**Goal**
Repeat the data below exactly, dropping any pictures it holds.

(Saved data entries)
────────

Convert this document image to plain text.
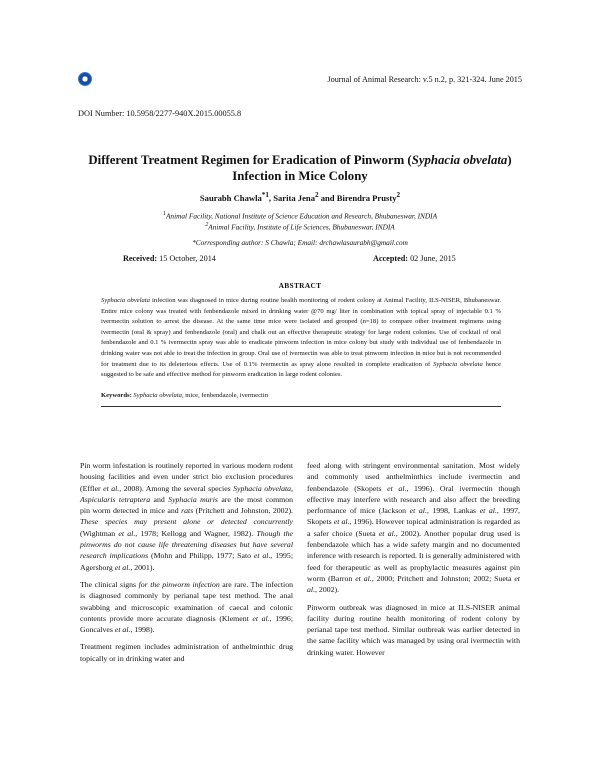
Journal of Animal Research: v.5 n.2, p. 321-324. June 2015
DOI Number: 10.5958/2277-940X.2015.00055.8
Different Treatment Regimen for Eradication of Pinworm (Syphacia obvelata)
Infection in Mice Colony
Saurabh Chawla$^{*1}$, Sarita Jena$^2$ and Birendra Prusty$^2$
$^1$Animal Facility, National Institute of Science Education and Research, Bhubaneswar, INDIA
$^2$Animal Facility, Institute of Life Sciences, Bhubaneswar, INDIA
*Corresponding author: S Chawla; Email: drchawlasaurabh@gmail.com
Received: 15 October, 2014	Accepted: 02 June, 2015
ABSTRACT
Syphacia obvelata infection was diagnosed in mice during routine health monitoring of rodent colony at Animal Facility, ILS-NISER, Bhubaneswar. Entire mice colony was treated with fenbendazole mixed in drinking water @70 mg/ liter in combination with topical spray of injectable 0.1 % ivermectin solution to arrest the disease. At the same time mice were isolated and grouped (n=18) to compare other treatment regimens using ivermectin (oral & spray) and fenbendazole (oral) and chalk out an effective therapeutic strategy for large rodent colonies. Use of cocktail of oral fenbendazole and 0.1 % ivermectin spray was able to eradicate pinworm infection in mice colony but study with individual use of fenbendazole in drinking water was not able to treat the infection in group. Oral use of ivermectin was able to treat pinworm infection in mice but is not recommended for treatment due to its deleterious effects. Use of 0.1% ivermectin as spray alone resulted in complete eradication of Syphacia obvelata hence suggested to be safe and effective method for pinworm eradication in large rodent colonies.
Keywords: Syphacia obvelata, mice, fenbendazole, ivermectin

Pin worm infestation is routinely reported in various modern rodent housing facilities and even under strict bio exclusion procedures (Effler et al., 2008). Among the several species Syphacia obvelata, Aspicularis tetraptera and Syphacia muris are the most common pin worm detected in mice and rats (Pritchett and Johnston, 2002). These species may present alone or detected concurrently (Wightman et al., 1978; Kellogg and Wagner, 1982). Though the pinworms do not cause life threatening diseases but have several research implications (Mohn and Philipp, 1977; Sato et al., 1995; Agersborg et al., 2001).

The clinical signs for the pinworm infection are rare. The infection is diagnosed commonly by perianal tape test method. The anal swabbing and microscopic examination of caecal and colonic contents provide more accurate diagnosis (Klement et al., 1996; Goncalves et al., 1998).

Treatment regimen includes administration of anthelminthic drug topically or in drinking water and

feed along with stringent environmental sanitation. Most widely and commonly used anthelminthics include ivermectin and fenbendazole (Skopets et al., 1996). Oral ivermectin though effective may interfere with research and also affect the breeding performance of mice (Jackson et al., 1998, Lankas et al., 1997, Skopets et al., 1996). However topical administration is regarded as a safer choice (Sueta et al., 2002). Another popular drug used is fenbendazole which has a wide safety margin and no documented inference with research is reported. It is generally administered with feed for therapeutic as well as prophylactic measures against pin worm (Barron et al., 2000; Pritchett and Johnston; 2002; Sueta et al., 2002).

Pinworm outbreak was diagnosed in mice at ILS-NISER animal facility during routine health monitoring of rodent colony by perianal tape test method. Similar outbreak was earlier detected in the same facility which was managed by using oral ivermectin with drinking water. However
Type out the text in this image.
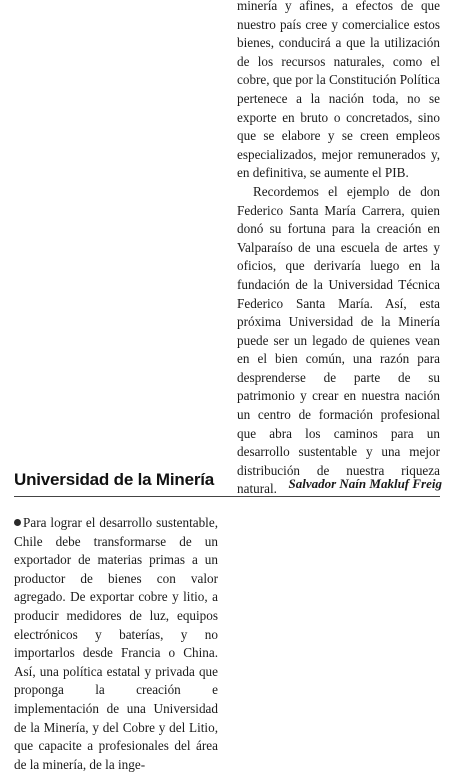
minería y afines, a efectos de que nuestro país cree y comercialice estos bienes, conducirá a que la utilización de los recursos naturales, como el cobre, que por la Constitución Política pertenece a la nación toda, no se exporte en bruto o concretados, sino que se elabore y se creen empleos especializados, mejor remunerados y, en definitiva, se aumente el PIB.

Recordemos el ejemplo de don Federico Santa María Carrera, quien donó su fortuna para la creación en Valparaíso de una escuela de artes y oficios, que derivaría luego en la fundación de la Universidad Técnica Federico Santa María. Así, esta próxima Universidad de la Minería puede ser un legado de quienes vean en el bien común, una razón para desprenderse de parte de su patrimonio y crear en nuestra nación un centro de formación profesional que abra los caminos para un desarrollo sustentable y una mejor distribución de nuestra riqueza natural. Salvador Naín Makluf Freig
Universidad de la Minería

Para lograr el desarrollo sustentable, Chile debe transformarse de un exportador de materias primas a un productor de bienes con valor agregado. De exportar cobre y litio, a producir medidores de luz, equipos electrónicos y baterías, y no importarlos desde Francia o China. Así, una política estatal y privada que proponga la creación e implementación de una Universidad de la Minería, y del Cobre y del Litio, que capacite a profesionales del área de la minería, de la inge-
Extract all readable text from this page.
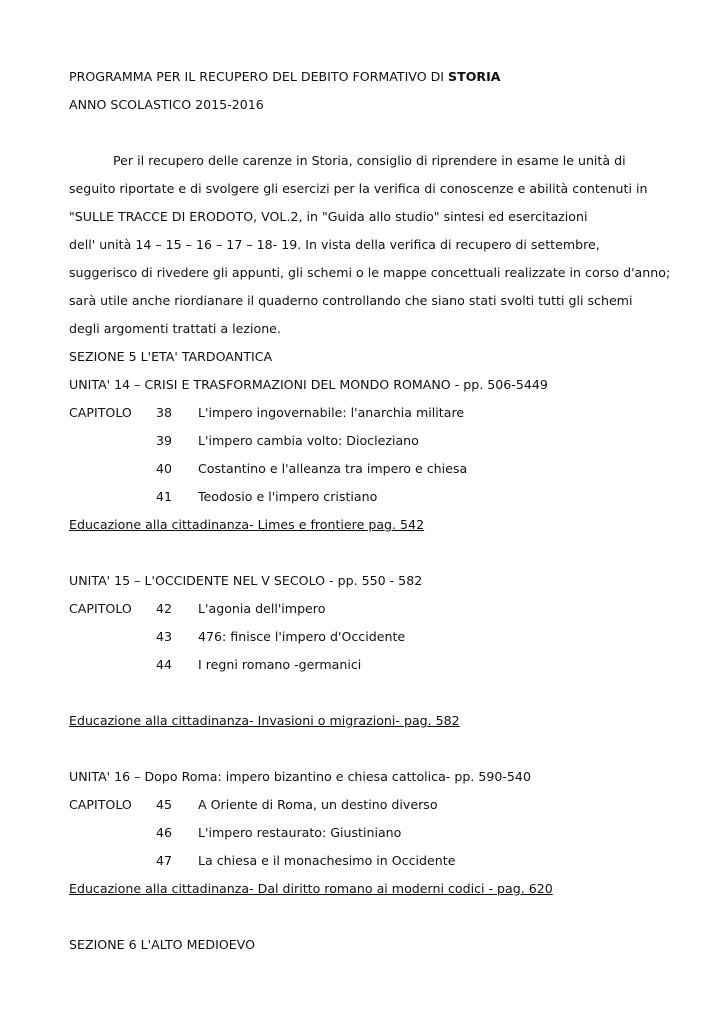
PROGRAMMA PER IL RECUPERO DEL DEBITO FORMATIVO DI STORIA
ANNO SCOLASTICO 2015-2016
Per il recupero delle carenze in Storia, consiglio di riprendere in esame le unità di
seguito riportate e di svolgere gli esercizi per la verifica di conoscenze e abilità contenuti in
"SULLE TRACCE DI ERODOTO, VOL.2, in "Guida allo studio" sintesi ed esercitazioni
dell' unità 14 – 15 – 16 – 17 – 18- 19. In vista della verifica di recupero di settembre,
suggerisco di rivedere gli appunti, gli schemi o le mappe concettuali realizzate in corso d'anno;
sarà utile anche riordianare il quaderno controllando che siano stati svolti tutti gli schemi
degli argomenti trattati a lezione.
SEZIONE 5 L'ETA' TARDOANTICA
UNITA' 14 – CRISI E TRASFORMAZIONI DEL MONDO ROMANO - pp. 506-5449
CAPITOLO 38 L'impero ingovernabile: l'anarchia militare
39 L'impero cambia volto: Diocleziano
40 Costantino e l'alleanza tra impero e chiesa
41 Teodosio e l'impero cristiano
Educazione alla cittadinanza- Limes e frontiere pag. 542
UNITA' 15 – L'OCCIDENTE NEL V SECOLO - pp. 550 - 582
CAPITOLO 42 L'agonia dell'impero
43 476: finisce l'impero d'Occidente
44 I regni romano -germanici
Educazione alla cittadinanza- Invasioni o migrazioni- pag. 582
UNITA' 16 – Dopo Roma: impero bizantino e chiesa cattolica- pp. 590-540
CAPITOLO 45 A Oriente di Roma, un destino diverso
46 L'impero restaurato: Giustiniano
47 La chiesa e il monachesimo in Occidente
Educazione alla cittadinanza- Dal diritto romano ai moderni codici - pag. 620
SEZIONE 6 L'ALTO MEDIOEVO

────────

**Response**
Convert this document image to plain text.
Journal of Animal Research: v.5 n.2, p. 321-324. June 2015
DOI Number: 10.5958/2277-940X.2015.00055.8
Different Treatment Regimen for Eradication of Pinworm (Syphacia obvelata)
Infection in Mice Colony
Saurabh Chawla$^{*1}$, Sarita Jena$^2$ and Birendra Prusty$^2$
$^1$Animal Facility, National Institute of Science Education and Research, Bhubaneswar, INDIA
$^2$Animal Facility, Institute of Life Sciences, Bhubaneswar, INDIA
*Corresponding author: S Chawla; Email: drchawlasaurabh@gmail.com
Received: 15 October, 2014	Accepted: 02 June, 2015
ABSTRACT
Syphacia obvelata infection was diagnosed in mice during routine health monitoring of rodent colony at Animal Facility, ILS-NISER, Bhubaneswar. Entire mice colony was treated with fenbendazole mixed in drinking water @70 mg/ liter in combination with topical spray of injectable 0.1 % ivermectin solution to arrest the disease. At the same time mice were isolated and grouped (n=18) to compare other treatment regimens using ivermectin (oral & spray) and fenbendazole (oral) and chalk out an effective therapeutic strategy for large rodent colonies. Use of cocktail of oral fenbendazole and 0.1 % ivermectin spray was able to eradicate pinworm infection in mice colony but study with individual use of fenbendazole in drinking water was not able to treat the infection in group. Oral use of ivermectin was able to treat pinworm infection in mice but is not recommended for treatment due to its deleterious effects. Use of 0.1% ivermectin as spray alone resulted in complete eradication of Syphacia obvelata hence suggested to be safe and effective method for pinworm eradication in large rodent colonies.
Keywords: Syphacia obvelata, mice, fenbendazole, ivermectin

Pin worm infestation is routinely reported in various modern rodent housing facilities and even under strict bio exclusion procedures (Effler et al., 2008). Among the several species Syphacia obvelata, Aspicularis tetraptera and Syphacia muris are the most common pin worm detected in mice and rats (Pritchett and Johnston, 2002). These species may present alone or detected concurrently (Wightman et al., 1978; Kellogg and Wagner, 1982). Though the pinworms do not cause life threatening diseases but have several research implications (Mohn and Philipp, 1977; Sato et al., 1995; Agersborg et al., 2001).

The clinical signs for the pinworm infection are rare. The infection is diagnosed commonly by perianal tape test method. The anal swabbing and microscopic examination of caecal and colonic contents provide more accurate diagnosis (Klement et al., 1996; Goncalves et al., 1998).

Treatment regimen includes administration of anthelminthic drug topically or in drinking water and

feed along with stringent environmental sanitation. Most widely and commonly used anthelminthics include ivermectin and fenbendazole (Skopets et al., 1996). Oral ivermectin though effective may interfere with research and also affect the breeding performance of mice (Jackson et al., 1998, Lankas et al., 1997, Skopets et al., 1996). However topical administration is regarded as a safer choice (Sueta et al., 2002). Another popular drug used is fenbendazole which has a wide safety margin and no documented inference with research is reported. It is generally administered with feed for therapeutic as well as prophylactic measures against pin worm (Barron et al., 2000; Pritchett and Johnston; 2002; Sueta et al., 2002).

Pinworm outbreak was diagnosed in mice at ILS-NISER animal facility during routine health monitoring of rodent colony by perianal tape test method. Similar outbreak was earlier detected in the same facility which was managed by using oral ivermectin with drinking water. However
Type out the text in this image.
minería y afines, a efectos de que nuestro país cree y comercialice estos bienes, conducirá a que la utilización de los recursos naturales, como el cobre, que por la Constitución Política pertenece a la nación toda, no se exporte en bruto o concretados, sino que se elabore y se creen empleos especializados, mejor remunerados y, en definitiva, se aumente el PIB.

Recordemos el ejemplo de don Federico Santa María Carrera, quien donó su fortuna para la creación en Valparaíso de una escuela de artes y oficios, que derivaría luego en la fundación de la Universidad Técnica Federico Santa María. Así, esta próxima Universidad de la Minería puede ser un legado de quienes vean en el bien común, una razón para desprenderse de parte de su patrimonio y crear en nuestra nación un centro de formación profesional que abra los caminos para un desarrollo sustentable y una mejor distribución de nuestra riqueza natural. Salvador Naín Makluf Freig
Universidad de la Minería

Para lograr el desarrollo sustentable, Chile debe transformarse de un exportador de materias primas a un productor de bienes con valor agregado. De exportar cobre y litio, a producir medidores de luz, equipos electrónicos y baterías, y no importarlos desde Francia o China. Así, una política estatal y privada que proponga la creación e implementación de una Universidad de la Minería, y del Cobre y del Litio, que capacite a profesionales del área de la minería, de la inge-
Extract all readable text from this page.
PROGRAMMA PER IL RECUPERO DEL DEBITO FORMATIVO DI STORIA
ANNO SCOLASTICO 2015-2016
Per il recupero delle carenze in Storia, consiglio di riprendere in esame le unità di
seguito riportate e di svolgere gli esercizi per la verifica di conoscenze e abilità contenuti in
"SULLE TRACCE DI ERODOTO, VOL.2, in "Guida allo studio" sintesi ed esercitazioni
dell' unità 14 – 15 – 16 – 17 – 18- 19. In vista della verifica di recupero di settembre,
suggerisco di rivedere gli appunti, gli schemi o le mappe concettuali realizzate in corso d'anno;
sarà utile anche riordianare il quaderno controllando che siano stati svolti tutti gli schemi
degli argomenti trattati a lezione.
SEZIONE 5 L'ETA' TARDOANTICA
UNITA' 14 – CRISI E TRASFORMAZIONI DEL MONDO ROMANO - pp. 506-5449
CAPITOLO 38 L'impero ingovernabile: l'anarchia militare
39 L'impero cambia volto: Diocleziano
40 Costantino e l'alleanza tra impero e chiesa
41 Teodosio e l'impero cristiano
Educazione alla cittadinanza- Limes e frontiere pag. 542
UNITA' 15 – L'OCCIDENTE NEL V SECOLO - pp. 550 - 582
CAPITOLO 42 L'agonia dell'impero
43 476: finisce l'impero d'Occidente
44 I regni romano -germanici
Educazione alla cittadinanza- Invasioni o migrazioni- pag. 582
UNITA' 16 – Dopo Roma: impero bizantino e chiesa cattolica- pp. 590-540
CAPITOLO 45 A Oriente di Roma, un destino diverso
46 L'impero restaurato: Giustiniano
47 La chiesa e il monachesimo in Occidente
Educazione alla cittadinanza- Dal diritto romano ai moderni codici - pag. 620
SEZIONE 6 L'ALTO MEDIOEVO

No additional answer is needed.